#### [Data section]

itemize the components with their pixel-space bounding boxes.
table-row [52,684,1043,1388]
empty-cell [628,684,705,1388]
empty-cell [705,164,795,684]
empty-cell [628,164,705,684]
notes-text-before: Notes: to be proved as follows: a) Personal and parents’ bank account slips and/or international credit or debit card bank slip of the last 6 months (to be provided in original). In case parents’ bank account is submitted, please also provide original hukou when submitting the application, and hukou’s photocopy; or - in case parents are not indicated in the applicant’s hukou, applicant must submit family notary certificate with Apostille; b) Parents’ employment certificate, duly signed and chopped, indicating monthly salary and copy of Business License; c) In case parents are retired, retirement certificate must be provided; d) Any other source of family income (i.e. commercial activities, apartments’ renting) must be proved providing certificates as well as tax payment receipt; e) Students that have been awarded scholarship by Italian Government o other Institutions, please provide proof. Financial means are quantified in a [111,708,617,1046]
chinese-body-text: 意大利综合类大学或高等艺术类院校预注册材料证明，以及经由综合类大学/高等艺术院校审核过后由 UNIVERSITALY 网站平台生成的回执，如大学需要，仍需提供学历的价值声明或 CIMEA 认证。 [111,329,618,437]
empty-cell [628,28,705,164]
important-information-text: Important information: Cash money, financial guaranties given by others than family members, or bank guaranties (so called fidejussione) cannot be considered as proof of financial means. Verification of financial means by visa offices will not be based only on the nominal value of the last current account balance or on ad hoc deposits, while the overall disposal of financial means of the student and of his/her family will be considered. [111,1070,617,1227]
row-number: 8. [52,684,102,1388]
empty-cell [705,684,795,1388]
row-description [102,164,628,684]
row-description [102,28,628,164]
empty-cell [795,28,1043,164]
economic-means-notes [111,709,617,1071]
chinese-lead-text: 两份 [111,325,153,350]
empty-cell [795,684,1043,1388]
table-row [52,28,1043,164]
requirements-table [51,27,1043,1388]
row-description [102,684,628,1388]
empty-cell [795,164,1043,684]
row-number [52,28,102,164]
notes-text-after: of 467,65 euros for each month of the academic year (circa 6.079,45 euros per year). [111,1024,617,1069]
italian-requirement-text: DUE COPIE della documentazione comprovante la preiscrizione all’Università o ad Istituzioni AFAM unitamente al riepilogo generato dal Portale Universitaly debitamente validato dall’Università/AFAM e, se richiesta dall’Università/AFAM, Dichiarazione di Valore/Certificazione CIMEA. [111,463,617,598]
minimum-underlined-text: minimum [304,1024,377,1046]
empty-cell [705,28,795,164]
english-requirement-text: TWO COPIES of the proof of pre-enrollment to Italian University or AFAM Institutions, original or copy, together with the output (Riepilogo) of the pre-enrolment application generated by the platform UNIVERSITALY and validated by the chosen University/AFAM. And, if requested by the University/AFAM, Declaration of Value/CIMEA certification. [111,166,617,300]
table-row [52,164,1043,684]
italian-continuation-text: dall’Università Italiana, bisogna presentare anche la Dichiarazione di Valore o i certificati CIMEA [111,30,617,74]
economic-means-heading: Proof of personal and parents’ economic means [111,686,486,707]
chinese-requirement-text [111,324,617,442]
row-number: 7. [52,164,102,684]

#### [Aim of the exercise]
Swap "academic year" for "school year" in the material above, and write out every line again with all other text left unchanged.

#### [Full answer]
itemize the components with their pixel-space bounding boxes.
table-row [52,684,1043,1388]
empty-cell [628,684,705,1388]
empty-cell [705,164,795,684]
empty-cell [628,164,705,684]
notes-text-before: Notes: to be proved as follows: a) Personal and parents’ bank account slips and/or international credit or debit card bank slip of the last 6 months (to be provided in original). In case parents’ bank account is submitted, please also provide original hukou when submitting the application, and hukou’s photocopy; or - in case parents are not indicated in the applicant’s hukou, applicant must submit family notary certificate with Apostille; b) Parents’ employment certificate, duly signed and chopped, indicating monthly salary and copy of Business License; c) In case parents are retired, retirement certificate must be provided; d) Any other source of family income (i.e. commercial activities, apartments’ renting) must be proved providing certificates as well as tax payment receipt; e) Students that have been awarded scholarship by Italian Government o other Institutions, please provide proof. Financial means are quantified in a [111,708,617,1046]
chinese-body-text: 意大利综合类大学或高等艺术类院校预注册材料证明，以及经由综合类大学/高等艺术院校审核过后由 UNIVERSITALY 网站平台生成的回执，如大学需要，仍需提供学历的价值声明或 CIMEA 认证。 [111,329,618,437]
empty-cell [628,28,705,164]
important-information-text: Important information: Cash money, financial guaranties given by others than family members, or bank guaranties (so called fidejussione) cannot be considered as proof of financial means. Verification of financial means by visa offices will not be based only on the nominal value of the last current account balance or on ad hoc deposits, while the overall disposal of financial means of the student and of his/her family will be considered. [111,1070,617,1227]
row-number: 8. [52,684,102,1388]
empty-cell [705,684,795,1388]
row-description [102,164,628,684]
row-description [102,28,628,164]
empty-cell [795,28,1043,164]
economic-means-notes [111,709,617,1071]
chinese-lead-text: 两份 [111,325,153,350]
empty-cell [795,684,1043,1388]
table-row [52,28,1043,164]
requirements-table [51,27,1043,1388]
row-description [102,684,628,1388]
empty-cell [795,164,1043,684]
row-number [52,28,102,164]
notes-text-after: of 467,65 euros for each month of the school year (circa 6.079,45 euros per year). [111,1024,617,1069]
italian-requirement-text: DUE COPIE della documentazione comprovante la preiscrizione all’Università o ad Istituzioni AFAM unitamente al riepilogo generato dal Portale Universitaly debitamente validato dall’Università/AFAM e, se richiesta dall’Università/AFAM, Dichiarazione di Valore/Certificazione CIMEA. [111,463,617,598]
minimum-underlined-text: minimum [304,1024,377,1046]
empty-cell [705,28,795,164]
english-requirement-text: TWO COPIES of the proof of pre-enrollment to Italian University or AFAM Institutions, original or copy, together with the output (Riepilogo) of the pre-enrolment application generated by the platform UNIVERSITALY and validated by the chosen University/AFAM. And, if requested by the University/AFAM, Declaration of Value/CIMEA certification. [111,166,617,300]
table-row [52,164,1043,684]
italian-continuation-text: dall’Università Italiana, bisogna presentare anche la Dichiarazione di Valore o i certificati CIMEA [111,30,617,74]
economic-means-heading: Proof of personal and parents’ economic means [111,686,486,707]
chinese-requirement-text [111,324,617,442]
row-number: 7. [52,164,102,684]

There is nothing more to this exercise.